* **JOB**
Copy every line, leaving nothing out and adding nothing.

━━ WORKING DATA ━━

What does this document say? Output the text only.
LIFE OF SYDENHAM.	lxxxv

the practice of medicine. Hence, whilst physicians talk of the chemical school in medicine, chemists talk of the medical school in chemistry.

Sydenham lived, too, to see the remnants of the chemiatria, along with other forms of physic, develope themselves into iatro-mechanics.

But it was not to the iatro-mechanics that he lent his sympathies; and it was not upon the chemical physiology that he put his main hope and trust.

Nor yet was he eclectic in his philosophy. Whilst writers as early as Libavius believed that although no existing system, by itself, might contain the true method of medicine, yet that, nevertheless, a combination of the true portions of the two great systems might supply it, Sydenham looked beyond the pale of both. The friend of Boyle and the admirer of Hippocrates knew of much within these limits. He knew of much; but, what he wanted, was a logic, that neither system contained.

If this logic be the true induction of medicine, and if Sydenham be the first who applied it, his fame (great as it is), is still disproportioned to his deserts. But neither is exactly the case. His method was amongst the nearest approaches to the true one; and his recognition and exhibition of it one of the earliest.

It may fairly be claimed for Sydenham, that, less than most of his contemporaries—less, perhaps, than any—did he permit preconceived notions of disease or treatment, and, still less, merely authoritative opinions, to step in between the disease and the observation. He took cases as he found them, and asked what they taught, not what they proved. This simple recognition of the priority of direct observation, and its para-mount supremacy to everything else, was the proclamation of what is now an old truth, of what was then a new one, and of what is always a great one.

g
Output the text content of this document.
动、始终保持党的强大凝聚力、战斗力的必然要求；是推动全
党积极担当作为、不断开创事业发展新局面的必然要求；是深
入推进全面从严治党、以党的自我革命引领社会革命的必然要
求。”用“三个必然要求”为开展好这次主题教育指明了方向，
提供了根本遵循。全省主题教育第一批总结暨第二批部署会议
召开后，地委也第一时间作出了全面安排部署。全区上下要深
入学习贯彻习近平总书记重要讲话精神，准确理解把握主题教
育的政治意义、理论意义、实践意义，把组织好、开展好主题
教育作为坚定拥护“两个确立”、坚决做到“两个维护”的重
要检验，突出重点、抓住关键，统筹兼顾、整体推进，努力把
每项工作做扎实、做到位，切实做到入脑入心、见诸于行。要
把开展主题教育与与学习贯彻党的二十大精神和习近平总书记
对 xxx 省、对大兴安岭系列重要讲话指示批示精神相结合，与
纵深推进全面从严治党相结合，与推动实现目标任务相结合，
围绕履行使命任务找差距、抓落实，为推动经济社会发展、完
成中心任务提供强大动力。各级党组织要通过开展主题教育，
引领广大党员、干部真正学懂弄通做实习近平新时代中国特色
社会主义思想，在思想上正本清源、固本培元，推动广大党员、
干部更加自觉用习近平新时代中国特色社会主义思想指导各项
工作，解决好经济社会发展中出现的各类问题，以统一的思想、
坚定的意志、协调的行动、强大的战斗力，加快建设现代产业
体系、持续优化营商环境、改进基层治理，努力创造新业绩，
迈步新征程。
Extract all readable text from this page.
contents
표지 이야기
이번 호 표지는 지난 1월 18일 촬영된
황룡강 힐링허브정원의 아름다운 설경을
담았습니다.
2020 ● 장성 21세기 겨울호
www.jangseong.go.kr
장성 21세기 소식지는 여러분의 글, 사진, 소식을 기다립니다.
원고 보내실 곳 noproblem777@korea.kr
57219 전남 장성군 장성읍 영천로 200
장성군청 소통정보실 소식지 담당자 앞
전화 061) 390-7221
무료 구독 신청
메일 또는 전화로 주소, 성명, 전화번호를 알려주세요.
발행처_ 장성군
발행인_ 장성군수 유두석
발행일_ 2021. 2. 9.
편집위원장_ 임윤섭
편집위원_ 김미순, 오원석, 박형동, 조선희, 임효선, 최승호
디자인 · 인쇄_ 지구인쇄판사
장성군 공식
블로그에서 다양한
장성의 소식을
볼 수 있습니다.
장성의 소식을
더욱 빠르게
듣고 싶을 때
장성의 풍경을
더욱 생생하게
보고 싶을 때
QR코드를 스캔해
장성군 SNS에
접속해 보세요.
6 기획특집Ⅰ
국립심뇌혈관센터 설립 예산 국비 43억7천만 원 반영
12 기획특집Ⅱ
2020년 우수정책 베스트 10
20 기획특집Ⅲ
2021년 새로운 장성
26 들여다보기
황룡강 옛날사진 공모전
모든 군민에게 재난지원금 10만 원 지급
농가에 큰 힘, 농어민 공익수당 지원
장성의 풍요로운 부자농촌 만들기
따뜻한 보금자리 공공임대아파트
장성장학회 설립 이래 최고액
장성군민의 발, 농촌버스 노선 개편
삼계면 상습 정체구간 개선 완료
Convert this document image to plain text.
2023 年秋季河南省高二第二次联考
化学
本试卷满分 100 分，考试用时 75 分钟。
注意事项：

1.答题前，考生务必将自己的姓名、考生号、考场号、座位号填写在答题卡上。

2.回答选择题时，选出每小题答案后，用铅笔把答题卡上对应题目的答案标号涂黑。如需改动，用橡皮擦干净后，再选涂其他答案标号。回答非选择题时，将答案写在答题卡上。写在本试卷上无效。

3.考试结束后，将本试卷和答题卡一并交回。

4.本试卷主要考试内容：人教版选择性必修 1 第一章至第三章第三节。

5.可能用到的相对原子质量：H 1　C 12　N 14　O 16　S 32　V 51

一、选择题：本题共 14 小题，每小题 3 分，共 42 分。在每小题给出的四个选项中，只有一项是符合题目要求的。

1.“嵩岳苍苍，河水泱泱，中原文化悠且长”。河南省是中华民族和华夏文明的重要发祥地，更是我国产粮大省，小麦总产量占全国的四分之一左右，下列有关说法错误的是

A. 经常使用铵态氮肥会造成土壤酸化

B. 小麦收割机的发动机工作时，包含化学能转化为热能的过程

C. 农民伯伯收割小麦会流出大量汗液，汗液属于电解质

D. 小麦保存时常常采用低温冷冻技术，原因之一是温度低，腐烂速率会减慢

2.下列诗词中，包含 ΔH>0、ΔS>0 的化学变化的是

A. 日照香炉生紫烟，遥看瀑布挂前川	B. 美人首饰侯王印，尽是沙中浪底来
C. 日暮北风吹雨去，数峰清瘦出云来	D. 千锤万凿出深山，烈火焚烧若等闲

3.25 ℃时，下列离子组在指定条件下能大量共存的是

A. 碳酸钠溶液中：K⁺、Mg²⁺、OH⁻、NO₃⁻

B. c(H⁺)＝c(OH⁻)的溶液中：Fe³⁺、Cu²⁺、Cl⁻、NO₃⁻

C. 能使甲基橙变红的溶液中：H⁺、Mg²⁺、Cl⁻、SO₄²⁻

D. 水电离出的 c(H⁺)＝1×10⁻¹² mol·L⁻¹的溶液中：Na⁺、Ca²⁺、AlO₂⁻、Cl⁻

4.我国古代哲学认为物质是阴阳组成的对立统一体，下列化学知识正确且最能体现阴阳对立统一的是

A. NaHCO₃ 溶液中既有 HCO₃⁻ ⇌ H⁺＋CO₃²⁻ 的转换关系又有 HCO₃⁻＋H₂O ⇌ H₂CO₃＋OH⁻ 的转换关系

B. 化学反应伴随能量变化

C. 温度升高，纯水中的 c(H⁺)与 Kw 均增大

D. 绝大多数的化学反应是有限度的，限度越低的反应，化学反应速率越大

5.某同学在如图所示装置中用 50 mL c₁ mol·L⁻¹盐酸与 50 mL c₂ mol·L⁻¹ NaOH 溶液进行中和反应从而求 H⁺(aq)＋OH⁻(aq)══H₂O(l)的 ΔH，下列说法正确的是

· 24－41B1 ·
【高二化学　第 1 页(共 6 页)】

━━━

* **WRITTEN SOLUTION**
What does this document say? Output the text only.
LIFE OF SYDENHAM.	lxxxv

the practice of medicine. Hence, whilst physicians talk of the chemical school in medicine, chemists talk of the medical school in chemistry.

Sydenham lived, too, to see the remnants of the chemiatria, along with other forms of physic, develope themselves into iatro-mechanics.

But it was not to the iatro-mechanics that he lent his sympathies; and it was not upon the chemical physiology that he put his main hope and trust.

Nor yet was he eclectic in his philosophy. Whilst writers as early as Libavius believed that although no existing system, by itself, might contain the true method of medicine, yet that, nevertheless, a combination of the true portions of the two great systems might supply it, Sydenham looked beyond the pale of both. The friend of Boyle and the admirer of Hippocrates knew of much within these limits. He knew of much; but, what he wanted, was a logic, that neither system contained.

If this logic be the true induction of medicine, and if Sydenham be the first who applied it, his fame (great as it is), is still disproportioned to his deserts. But neither is exactly the case. His method was amongst the nearest approaches to the true one; and his recognition and exhibition of it one of the earliest.

It may fairly be claimed for Sydenham, that, less than most of his contemporaries—less, perhaps, than any—did he permit preconceived notions of disease or treatment, and, still less, merely authoritative opinions, to step in between the disease and the observation. He took cases as he found them, and asked what they taught, not what they proved. This simple recognition of the priority of direct observation, and its para-mount supremacy to everything else, was the proclamation of what is now an old truth, of what was then a new one, and of what is always a great one.

g
Output the text content of this document.
动、始终保持党的强大凝聚力、战斗力的必然要求；是推动全
党积极担当作为、不断开创事业发展新局面的必然要求；是深
入推进全面从严治党、以党的自我革命引领社会革命的必然要
求。”用“三个必然要求”为开展好这次主题教育指明了方向，
提供了根本遵循。全省主题教育第一批总结暨第二批部署会议
召开后，地委也第一时间作出了全面安排部署。全区上下要深
入学习贯彻习近平总书记重要讲话精神，准确理解把握主题教
育的政治意义、理论意义、实践意义，把组织好、开展好主题
教育作为坚定拥护“两个确立”、坚决做到“两个维护”的重
要检验，突出重点、抓住关键，统筹兼顾、整体推进，努力把
每项工作做扎实、做到位，切实做到入脑入心、见诸于行。要
把开展主题教育与与学习贯彻党的二十大精神和习近平总书记
对 xxx 省、对大兴安岭系列重要讲话指示批示精神相结合，与
纵深推进全面从严治党相结合，与推动实现目标任务相结合，
围绕履行使命任务找差距、抓落实，为推动经济社会发展、完
成中心任务提供强大动力。各级党组织要通过开展主题教育，
引领广大党员、干部真正学懂弄通做实习近平新时代中国特色
社会主义思想，在思想上正本清源、固本培元，推动广大党员、
干部更加自觉用习近平新时代中国特色社会主义思想指导各项
工作，解决好经济社会发展中出现的各类问题，以统一的思想、
坚定的意志、协调的行动、强大的战斗力，加快建设现代产业
体系、持续优化营商环境、改进基层治理，努力创造新业绩，
迈步新征程。
Extract all readable text from this page.
contents
표지 이야기
이번 호 표지는 지난 1월 18일 촬영된
황룡강 힐링허브정원의 아름다운 설경을
담았습니다.
2020 ● 장성 21세기 겨울호
www.jangseong.go.kr
장성 21세기 소식지는 여러분의 글, 사진, 소식을 기다립니다.
원고 보내실 곳 noproblem777@korea.kr
57219 전남 장성군 장성읍 영천로 200
장성군청 소통정보실 소식지 담당자 앞
전화 061) 390-7221
무료 구독 신청
메일 또는 전화로 주소, 성명, 전화번호를 알려주세요.
발행처_ 장성군
발행인_ 장성군수 유두석
발행일_ 2021. 2. 9.
편집위원장_ 임윤섭
편집위원_ 김미순, 오원석, 박형동, 조선희, 임효선, 최승호
디자인 · 인쇄_ 지구인쇄판사
장성군 공식
블로그에서 다양한
장성의 소식을
볼 수 있습니다.
장성의 소식을
더욱 빠르게
듣고 싶을 때
장성의 풍경을
더욱 생생하게
보고 싶을 때
QR코드를 스캔해
장성군 SNS에
접속해 보세요.
6 기획특집Ⅰ
국립심뇌혈관센터 설립 예산 국비 43억7천만 원 반영
12 기획특집Ⅱ
2020년 우수정책 베스트 10
20 기획특집Ⅲ
2021년 새로운 장성
26 들여다보기
황룡강 옛날사진 공모전
모든 군민에게 재난지원금 10만 원 지급
농가에 큰 힘, 농어민 공익수당 지원
장성의 풍요로운 부자농촌 만들기
따뜻한 보금자리 공공임대아파트
장성장학회 설립 이래 최고액
장성군민의 발, 농촌버스 노선 개편
삼계면 상습 정체구간 개선 완료
Convert this document image to plain text.
2023 年秋季河南省高二第二次联考
化学
本试卷满分 100 分，考试用时 75 分钟。
注意事项：

1.答题前，考生务必将自己的姓名、考生号、考场号、座位号填写在答题卡上。

2.回答选择题时，选出每小题答案后，用铅笔把答题卡上对应题目的答案标号涂黑。如需改动，用橡皮擦干净后，再选涂其他答案标号。回答非选择题时，将答案写在答题卡上。写在本试卷上无效。

3.考试结束后，将本试卷和答题卡一并交回。

4.本试卷主要考试内容：人教版选择性必修 1 第一章至第三章第三节。

5.可能用到的相对原子质量：H 1　C 12　N 14　O 16　S 32　V 51

一、选择题：本题共 14 小题，每小题 3 分，共 42 分。在每小题给出的四个选项中，只有一项是符合题目要求的。

1.“嵩岳苍苍，河水泱泱，中原文化悠且长”。河南省是中华民族和华夏文明的重要发祥地，更是我国产粮大省，小麦总产量占全国的四分之一左右，下列有关说法错误的是

A. 经常使用铵态氮肥会造成土壤酸化

B. 小麦收割机的发动机工作时，包含化学能转化为热能的过程

C. 农民伯伯收割小麦会流出大量汗液，汗液属于电解质

D. 小麦保存时常常采用低温冷冻技术，原因之一是温度低，腐烂速率会减慢

2.下列诗词中，包含 ΔH>0、ΔS>0 的化学变化的是

A. 日照香炉生紫烟，遥看瀑布挂前川	B. 美人首饰侯王印，尽是沙中浪底来
C. 日暮北风吹雨去，数峰清瘦出云来	D. 千锤万凿出深山，烈火焚烧若等闲

3.25 ℃时，下列离子组在指定条件下能大量共存的是

A. 碳酸钠溶液中：K⁺、Mg²⁺、OH⁻、NO₃⁻

B. c(H⁺)＝c(OH⁻)的溶液中：Fe³⁺、Cu²⁺、Cl⁻、NO₃⁻

C. 能使甲基橙变红的溶液中：H⁺、Mg²⁺、Cl⁻、SO₄²⁻

D. 水电离出的 c(H⁺)＝1×10⁻¹² mol·L⁻¹的溶液中：Na⁺、Ca²⁺、AlO₂⁻、Cl⁻

4.我国古代哲学认为物质是阴阳组成的对立统一体，下列化学知识正确且最能体现阴阳对立统一的是

A. NaHCO₃ 溶液中既有 HCO₃⁻ ⇌ H⁺＋CO₃²⁻ 的转换关系又有 HCO₃⁻＋H₂O ⇌ H₂CO₃＋OH⁻ 的转换关系

B. 化学反应伴随能量变化

C. 温度升高，纯水中的 c(H⁺)与 Kw 均增大

D. 绝大多数的化学反应是有限度的，限度越低的反应，化学反应速率越大

5.某同学在如图所示装置中用 50 mL c₁ mol·L⁻¹盐酸与 50 mL c₂ mol·L⁻¹ NaOH 溶液进行中和反应从而求 H⁺(aq)＋OH⁻(aq)══H₂O(l)的 ΔH，下列说法正确的是

· 24－41B1 ·
【高二化学　第 1 页(共 6 页)】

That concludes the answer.